▸ WHAT THE TASK ASKS
Without the pictures, copy the entries below word for word.
--- START DATA FOR THE TASK ---
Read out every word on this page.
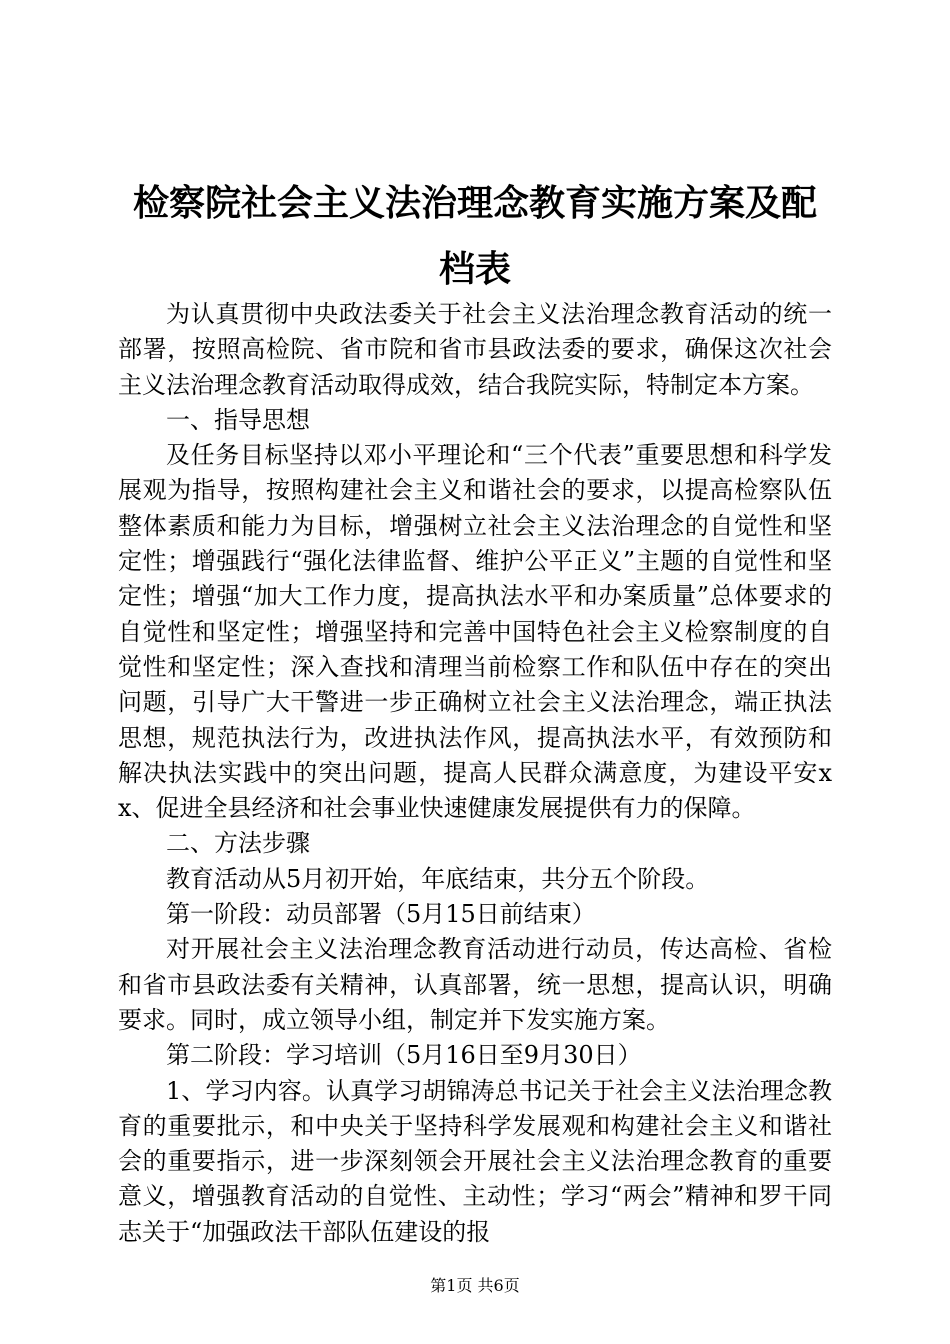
检察院社会主义法治理念教育实施方案及配档表

为认真贯彻中央政法委关于社会主义法治理念教育活动的统一部署，按照高检院、省市院和省市县政法委的要求，确保这次社会主义法治理念教育活动取得成效，结合我院实际，特制定本方案。

一、指导思想

及任务目标坚持以邓小平理论和“三个代表”重要思想和科学发展观为指导，按照构建社会主义和谐社会的要求，以提高检察队伍整体素质和能力为目标，增强树立社会主义法治理念的自觉性和坚定性；增强践行“强化法律监督、维护公平正义”主题的自觉性和坚定性；增强“加大工作力度，提高执法水平和办案质量”总体要求的自觉性和坚定性；增强坚持和完善中国特色社会主义检察制度的自觉性和坚定性；深入查找和清理当前检察工作和队伍中存在的突出问题，引导广大干警进一步正确树立社会主义法治理念，端正执法思想，规范执法行为，改进执法作风，提高执法水平，有效预防和解决执法实践中的突出问题，提高人民群众满意度，为建设平安xx、促进全县经济和社会事业快速健康发展提供有力的保障。

二、方法步骤

教育活动从5月初开始，年底结束，共分五个阶段。

第一阶段：动员部署（5月15日前结束）

对开展社会主义法治理念教育活动进行动员，传达高检、省检和省市县政法委有关精神，认真部署，统一思想，提高认识，明确要求。同时，成立领导小组，制定并下发实施方案。

第二阶段：学习培训（5月16日至9月30日）

1、学习内容。认真学习胡锦涛总书记关于社会主义法治理念教育的重要批示，和中央关于坚持科学发展观和构建社会主义和谐社会的重要指示，进一步深刻领会开展社会主义法治理念教育的重要意义，增强教育活动的自觉性、主动性；学习“两会”精神和罗干同志关于“加强政法干部队伍建设的报

第1页 共6页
--- END DATA FOR THE TASK ---
▸ TASK ANSWER
Read out every word on this page.
检察院社会主义法治理念教育实施方案及配档表

为认真贯彻中央政法委关于社会主义法治理念教育活动的统一部署，按照高检院、省市院和省市县政法委的要求，确保这次社会主义法治理念教育活动取得成效，结合我院实际，特制定本方案。

一、指导思想

及任务目标坚持以邓小平理论和“三个代表”重要思想和科学发展观为指导，按照构建社会主义和谐社会的要求，以提高检察队伍整体素质和能力为目标，增强树立社会主义法治理念的自觉性和坚定性；增强践行“强化法律监督、维护公平正义”主题的自觉性和坚定性；增强“加大工作力度，提高执法水平和办案质量”总体要求的自觉性和坚定性；增强坚持和完善中国特色社会主义检察制度的自觉性和坚定性；深入查找和清理当前检察工作和队伍中存在的突出问题，引导广大干警进一步正确树立社会主义法治理念，端正执法思想，规范执法行为，改进执法作风，提高执法水平，有效预防和解决执法实践中的突出问题，提高人民群众满意度，为建设平安xx、促进全县经济和社会事业快速健康发展提供有力的保障。

二、方法步骤

教育活动从5月初开始，年底结束，共分五个阶段。

第一阶段：动员部署（5月15日前结束）

对开展社会主义法治理念教育活动进行动员，传达高检、省检和省市县政法委有关精神，认真部署，统一思想，提高认识，明确要求。同时，成立领导小组，制定并下发实施方案。

第二阶段：学习培训（5月16日至9月30日）

1、学习内容。认真学习胡锦涛总书记关于社会主义法治理念教育的重要批示，和中央关于坚持科学发展观和构建社会主义和谐社会的重要指示，进一步深刻领会开展社会主义法治理念教育的重要意义，增强教育活动的自觉性、主动性；学习“两会”精神和罗干同志关于“加强政法干部队伍建设的报

第1页 共6页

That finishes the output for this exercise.